Stored entries:

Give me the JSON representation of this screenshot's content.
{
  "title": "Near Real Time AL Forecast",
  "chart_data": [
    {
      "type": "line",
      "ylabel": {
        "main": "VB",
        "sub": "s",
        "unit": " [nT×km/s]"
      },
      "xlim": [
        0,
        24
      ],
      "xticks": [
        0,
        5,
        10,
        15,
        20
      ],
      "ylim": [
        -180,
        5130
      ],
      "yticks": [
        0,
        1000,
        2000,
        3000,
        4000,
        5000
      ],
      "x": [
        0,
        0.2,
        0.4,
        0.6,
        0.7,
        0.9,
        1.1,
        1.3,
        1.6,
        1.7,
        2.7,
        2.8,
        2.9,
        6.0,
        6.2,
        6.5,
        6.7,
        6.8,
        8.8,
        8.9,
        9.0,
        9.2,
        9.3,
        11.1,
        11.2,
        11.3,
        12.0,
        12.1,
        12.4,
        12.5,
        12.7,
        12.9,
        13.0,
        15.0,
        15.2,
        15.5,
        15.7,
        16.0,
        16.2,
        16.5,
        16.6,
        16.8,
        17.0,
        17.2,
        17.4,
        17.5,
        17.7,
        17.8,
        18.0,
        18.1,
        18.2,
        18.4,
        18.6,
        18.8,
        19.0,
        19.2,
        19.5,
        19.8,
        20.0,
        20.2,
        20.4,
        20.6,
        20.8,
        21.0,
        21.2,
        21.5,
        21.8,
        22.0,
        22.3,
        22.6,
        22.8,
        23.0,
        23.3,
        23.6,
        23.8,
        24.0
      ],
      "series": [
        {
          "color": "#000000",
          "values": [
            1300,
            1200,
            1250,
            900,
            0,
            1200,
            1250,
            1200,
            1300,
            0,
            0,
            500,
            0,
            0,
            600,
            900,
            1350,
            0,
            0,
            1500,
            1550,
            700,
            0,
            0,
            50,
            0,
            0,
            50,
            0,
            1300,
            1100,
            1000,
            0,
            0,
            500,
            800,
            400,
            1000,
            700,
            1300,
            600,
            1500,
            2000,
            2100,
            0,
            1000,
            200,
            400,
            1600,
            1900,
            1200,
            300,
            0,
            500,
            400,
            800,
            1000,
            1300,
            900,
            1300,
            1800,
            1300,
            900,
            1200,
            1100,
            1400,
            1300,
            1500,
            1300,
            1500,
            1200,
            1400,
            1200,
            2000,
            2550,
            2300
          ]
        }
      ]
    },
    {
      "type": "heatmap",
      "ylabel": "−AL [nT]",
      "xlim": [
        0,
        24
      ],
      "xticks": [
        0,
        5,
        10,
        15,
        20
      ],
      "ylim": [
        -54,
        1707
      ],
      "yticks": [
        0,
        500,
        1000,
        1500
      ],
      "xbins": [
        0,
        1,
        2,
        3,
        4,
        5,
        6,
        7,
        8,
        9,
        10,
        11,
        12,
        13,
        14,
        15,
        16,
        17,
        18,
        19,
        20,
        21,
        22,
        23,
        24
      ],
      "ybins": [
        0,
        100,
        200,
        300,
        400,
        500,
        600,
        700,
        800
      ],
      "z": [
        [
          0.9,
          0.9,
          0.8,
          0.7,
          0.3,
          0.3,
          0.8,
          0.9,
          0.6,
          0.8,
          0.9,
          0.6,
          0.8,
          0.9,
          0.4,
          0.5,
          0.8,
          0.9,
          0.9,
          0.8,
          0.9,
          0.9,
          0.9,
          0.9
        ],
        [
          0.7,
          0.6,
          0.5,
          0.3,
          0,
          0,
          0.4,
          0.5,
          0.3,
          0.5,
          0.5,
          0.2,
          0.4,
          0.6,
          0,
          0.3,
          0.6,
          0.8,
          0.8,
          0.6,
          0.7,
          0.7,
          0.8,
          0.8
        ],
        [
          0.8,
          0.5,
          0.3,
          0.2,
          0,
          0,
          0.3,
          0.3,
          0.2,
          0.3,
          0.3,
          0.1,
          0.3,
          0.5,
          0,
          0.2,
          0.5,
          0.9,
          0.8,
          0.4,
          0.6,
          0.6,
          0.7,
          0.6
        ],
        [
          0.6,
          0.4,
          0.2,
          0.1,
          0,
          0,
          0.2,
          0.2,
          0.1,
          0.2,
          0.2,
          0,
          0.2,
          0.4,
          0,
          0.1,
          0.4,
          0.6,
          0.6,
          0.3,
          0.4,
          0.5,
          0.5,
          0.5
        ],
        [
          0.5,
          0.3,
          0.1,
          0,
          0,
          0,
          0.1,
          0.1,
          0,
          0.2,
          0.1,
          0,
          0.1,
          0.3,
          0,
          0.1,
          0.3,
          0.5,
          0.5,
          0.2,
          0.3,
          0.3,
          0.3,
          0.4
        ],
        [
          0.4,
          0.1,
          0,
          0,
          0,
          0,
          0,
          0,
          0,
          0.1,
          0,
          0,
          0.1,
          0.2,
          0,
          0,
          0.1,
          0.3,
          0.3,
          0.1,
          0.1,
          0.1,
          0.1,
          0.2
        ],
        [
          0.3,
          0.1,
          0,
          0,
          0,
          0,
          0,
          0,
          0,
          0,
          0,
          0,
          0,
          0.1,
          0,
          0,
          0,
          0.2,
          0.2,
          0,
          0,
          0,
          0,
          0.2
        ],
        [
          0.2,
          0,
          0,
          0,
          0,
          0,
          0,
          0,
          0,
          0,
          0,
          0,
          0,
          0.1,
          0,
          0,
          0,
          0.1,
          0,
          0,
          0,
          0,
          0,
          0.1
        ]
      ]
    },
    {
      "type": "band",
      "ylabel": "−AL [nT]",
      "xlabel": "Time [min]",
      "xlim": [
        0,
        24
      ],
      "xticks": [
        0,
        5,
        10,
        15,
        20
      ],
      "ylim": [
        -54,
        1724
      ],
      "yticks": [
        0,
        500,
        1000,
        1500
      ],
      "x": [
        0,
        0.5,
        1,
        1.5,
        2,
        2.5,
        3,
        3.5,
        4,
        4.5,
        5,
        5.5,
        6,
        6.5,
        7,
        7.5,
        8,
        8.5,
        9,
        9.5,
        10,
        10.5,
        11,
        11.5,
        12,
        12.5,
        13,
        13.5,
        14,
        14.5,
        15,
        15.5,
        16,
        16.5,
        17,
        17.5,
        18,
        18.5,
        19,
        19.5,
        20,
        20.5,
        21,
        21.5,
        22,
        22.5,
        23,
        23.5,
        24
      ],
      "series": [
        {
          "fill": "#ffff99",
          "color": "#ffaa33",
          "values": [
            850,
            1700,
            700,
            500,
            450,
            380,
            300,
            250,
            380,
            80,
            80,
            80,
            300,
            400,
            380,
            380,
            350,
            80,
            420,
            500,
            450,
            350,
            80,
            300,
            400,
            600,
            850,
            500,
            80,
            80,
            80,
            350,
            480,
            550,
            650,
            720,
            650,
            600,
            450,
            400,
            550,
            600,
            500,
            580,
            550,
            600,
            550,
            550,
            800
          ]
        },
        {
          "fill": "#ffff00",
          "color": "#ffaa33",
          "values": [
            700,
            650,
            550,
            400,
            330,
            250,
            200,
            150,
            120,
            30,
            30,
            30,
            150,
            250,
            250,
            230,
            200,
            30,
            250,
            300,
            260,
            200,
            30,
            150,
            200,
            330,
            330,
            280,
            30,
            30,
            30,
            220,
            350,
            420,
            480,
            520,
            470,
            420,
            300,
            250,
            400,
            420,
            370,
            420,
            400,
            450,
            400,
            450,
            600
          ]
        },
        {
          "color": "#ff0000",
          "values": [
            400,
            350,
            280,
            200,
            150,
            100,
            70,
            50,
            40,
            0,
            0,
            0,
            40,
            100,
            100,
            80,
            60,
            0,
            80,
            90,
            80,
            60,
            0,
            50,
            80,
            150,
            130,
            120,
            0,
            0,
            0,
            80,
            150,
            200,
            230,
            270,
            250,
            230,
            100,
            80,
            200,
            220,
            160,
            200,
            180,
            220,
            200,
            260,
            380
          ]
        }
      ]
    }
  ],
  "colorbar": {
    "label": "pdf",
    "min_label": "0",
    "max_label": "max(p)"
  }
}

WHAT TO WORK ON
Write down only the number of lines that contain the string "Time" in the listing.

ANSWER
2